_Exercise_. Restate all of the entries exactly, dropping any pictures they hold.

[Entries with figure data]
++++
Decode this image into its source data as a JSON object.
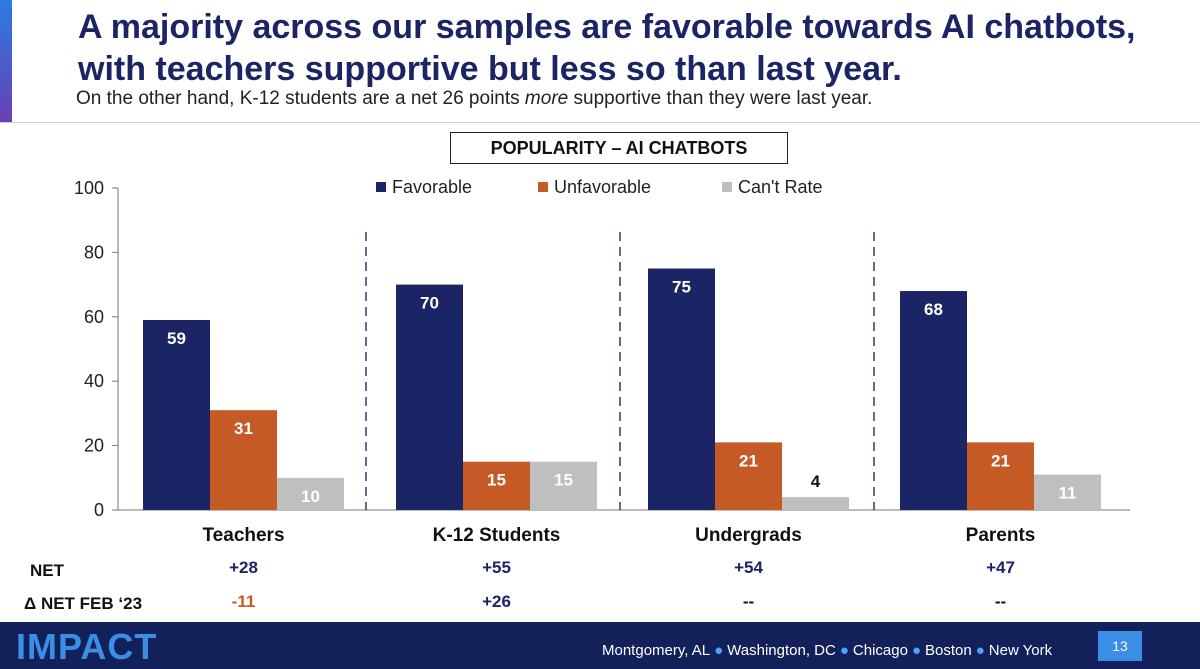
{
  "header": {
    "title": "A majority across our samples are favorable towards AI chatbots, with teachers supportive but less so than last year.",
    "subtitle_pre": "On the other hand, K-12 students are a net 26 points ",
    "subtitle_em": "more",
    "subtitle_post": " supportive than they were last year."
  },
  "chart_data": {
    "type": "bar",
    "title": "POPULARITY – AI CHATBOTS",
    "categories": [
      "Teachers",
      "K-12 Students",
      "Undergrads",
      "Parents"
    ],
    "series": [
      {
        "name": "Favorable",
        "color": "#1b2566",
        "values": [
          59,
          70,
          75,
          68
        ]
      },
      {
        "name": "Unfavorable",
        "color": "#c55a27",
        "values": [
          31,
          15,
          21,
          21
        ]
      },
      {
        "name": "Can't Rate",
        "color": "#bfbfbf",
        "values": [
          10,
          15,
          4,
          11
        ]
      }
    ],
    "ylim": [
      0,
      100
    ],
    "yticks": [
      0,
      20,
      40,
      60,
      80,
      100
    ],
    "legend_position": "top",
    "net_label": "NET",
    "net_values": [
      "+28",
      "+55",
      "+54",
      "+47"
    ],
    "delta_label": "Δ NET FEB ‘23",
    "delta_values": [
      "-11",
      "+26",
      "--",
      "--"
    ],
    "delta_colors": [
      "#c55a27",
      "#1b2566",
      "#111111",
      "#111111"
    ]
  },
  "footer": {
    "logo": "IMPACT",
    "cities": [
      "Montgomery, AL",
      "Washington, DC",
      "Chicago",
      "Boston",
      "New York"
    ],
    "page_number": "13"
  }
}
++++
_Solution_.
Decode this image into its source data as a JSON object.
{
  "header": {
    "title": "A majority across our samples are favorable towards AI chatbots, with teachers supportive but less so than last year.",
    "subtitle_pre": "On the other hand, K-12 students are a net 26 points ",
    "subtitle_em": "more",
    "subtitle_post": " supportive than they were last year."
  },
  "chart_data": {
    "type": "bar",
    "title": "POPULARITY – AI CHATBOTS",
    "categories": [
      "Teachers",
      "K-12 Students",
      "Undergrads",
      "Parents"
    ],
    "series": [
      {
        "name": "Favorable",
        "color": "#1b2566",
        "values": [
          59,
          70,
          75,
          68
        ]
      },
      {
        "name": "Unfavorable",
        "color": "#c55a27",
        "values": [
          31,
          15,
          21,
          21
        ]
      },
      {
        "name": "Can't Rate",
        "color": "#bfbfbf",
        "values": [
          10,
          15,
          4,
          11
        ]
      }
    ],
    "ylim": [
      0,
      100
    ],
    "yticks": [
      0,
      20,
      40,
      60,
      80,
      100
    ],
    "legend_position": "top",
    "net_label": "NET",
    "net_values": [
      "+28",
      "+55",
      "+54",
      "+47"
    ],
    "delta_label": "Δ NET FEB ‘23",
    "delta_values": [
      "-11",
      "+26",
      "--",
      "--"
    ],
    "delta_colors": [
      "#c55a27",
      "#1b2566",
      "#111111",
      "#111111"
    ]
  },
  "footer": {
    "logo": "IMPACT",
    "cities": [
      "Montgomery, AL",
      "Washington, DC",
      "Chicago",
      "Boston",
      "New York"
    ],
    "page_number": "13"
  }
}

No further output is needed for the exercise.